## Request:
Find the lines below that contain the string "title". Copy each one.
########################################
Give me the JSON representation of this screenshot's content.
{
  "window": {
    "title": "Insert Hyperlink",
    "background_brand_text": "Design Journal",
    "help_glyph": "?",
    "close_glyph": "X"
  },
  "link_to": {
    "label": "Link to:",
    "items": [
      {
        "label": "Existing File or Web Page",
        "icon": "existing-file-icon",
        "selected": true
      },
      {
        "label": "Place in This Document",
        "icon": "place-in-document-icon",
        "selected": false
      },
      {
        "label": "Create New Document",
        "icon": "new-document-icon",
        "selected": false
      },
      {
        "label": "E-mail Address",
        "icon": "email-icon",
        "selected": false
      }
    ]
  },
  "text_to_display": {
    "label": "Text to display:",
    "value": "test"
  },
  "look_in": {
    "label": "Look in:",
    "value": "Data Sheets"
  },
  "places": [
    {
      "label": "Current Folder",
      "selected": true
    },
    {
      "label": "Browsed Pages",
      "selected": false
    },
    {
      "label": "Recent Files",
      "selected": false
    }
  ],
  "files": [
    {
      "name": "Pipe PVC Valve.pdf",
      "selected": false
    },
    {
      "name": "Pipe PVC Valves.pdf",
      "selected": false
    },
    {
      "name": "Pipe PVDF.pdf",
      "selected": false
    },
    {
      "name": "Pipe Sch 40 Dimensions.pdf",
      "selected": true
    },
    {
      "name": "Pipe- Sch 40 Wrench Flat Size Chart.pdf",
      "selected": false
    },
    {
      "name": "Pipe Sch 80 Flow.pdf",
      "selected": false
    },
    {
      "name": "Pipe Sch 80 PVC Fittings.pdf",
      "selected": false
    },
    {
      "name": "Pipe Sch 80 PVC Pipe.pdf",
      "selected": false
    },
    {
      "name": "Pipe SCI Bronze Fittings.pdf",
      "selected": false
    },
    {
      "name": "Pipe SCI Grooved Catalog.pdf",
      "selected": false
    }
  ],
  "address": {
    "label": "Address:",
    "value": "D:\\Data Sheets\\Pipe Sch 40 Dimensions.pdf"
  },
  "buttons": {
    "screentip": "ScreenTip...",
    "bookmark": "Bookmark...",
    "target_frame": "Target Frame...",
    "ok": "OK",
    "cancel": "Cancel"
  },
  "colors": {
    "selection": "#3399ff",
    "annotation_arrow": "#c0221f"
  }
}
########################################
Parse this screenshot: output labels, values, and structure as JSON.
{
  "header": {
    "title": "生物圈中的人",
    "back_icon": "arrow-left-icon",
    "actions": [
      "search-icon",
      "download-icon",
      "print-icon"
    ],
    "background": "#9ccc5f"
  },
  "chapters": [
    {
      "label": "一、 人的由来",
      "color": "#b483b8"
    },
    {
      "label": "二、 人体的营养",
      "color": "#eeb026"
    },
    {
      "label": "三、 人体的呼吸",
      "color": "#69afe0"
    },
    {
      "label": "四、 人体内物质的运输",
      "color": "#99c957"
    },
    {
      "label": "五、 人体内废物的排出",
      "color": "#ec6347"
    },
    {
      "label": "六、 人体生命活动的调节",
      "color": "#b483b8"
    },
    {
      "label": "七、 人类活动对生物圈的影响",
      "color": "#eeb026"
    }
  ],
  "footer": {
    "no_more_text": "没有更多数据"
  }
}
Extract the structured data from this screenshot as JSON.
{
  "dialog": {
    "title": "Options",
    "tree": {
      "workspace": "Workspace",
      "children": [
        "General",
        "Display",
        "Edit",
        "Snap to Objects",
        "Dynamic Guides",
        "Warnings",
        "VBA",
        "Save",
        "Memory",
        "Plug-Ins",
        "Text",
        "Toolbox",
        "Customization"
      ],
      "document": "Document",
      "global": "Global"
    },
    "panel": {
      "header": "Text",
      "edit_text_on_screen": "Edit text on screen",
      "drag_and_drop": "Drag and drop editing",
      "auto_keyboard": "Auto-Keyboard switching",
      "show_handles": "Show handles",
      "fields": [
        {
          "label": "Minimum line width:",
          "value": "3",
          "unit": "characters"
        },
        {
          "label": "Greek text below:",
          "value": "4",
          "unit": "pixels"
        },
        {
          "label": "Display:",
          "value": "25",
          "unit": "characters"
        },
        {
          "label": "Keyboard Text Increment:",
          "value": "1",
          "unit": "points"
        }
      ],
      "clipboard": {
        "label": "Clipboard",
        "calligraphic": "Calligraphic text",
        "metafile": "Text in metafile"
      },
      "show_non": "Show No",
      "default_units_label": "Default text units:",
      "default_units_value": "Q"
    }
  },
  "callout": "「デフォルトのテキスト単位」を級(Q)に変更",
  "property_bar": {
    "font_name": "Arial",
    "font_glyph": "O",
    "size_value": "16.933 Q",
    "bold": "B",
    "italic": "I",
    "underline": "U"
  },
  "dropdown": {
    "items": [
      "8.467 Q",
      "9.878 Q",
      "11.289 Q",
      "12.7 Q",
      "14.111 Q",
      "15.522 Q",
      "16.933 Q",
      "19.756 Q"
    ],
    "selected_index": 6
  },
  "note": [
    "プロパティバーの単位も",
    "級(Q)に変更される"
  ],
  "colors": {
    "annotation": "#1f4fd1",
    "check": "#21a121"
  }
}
########################################
## Exercise result:
    "title": "Insert Hyperlink",
    "title": "生物圈中的人",
    "title": "Options",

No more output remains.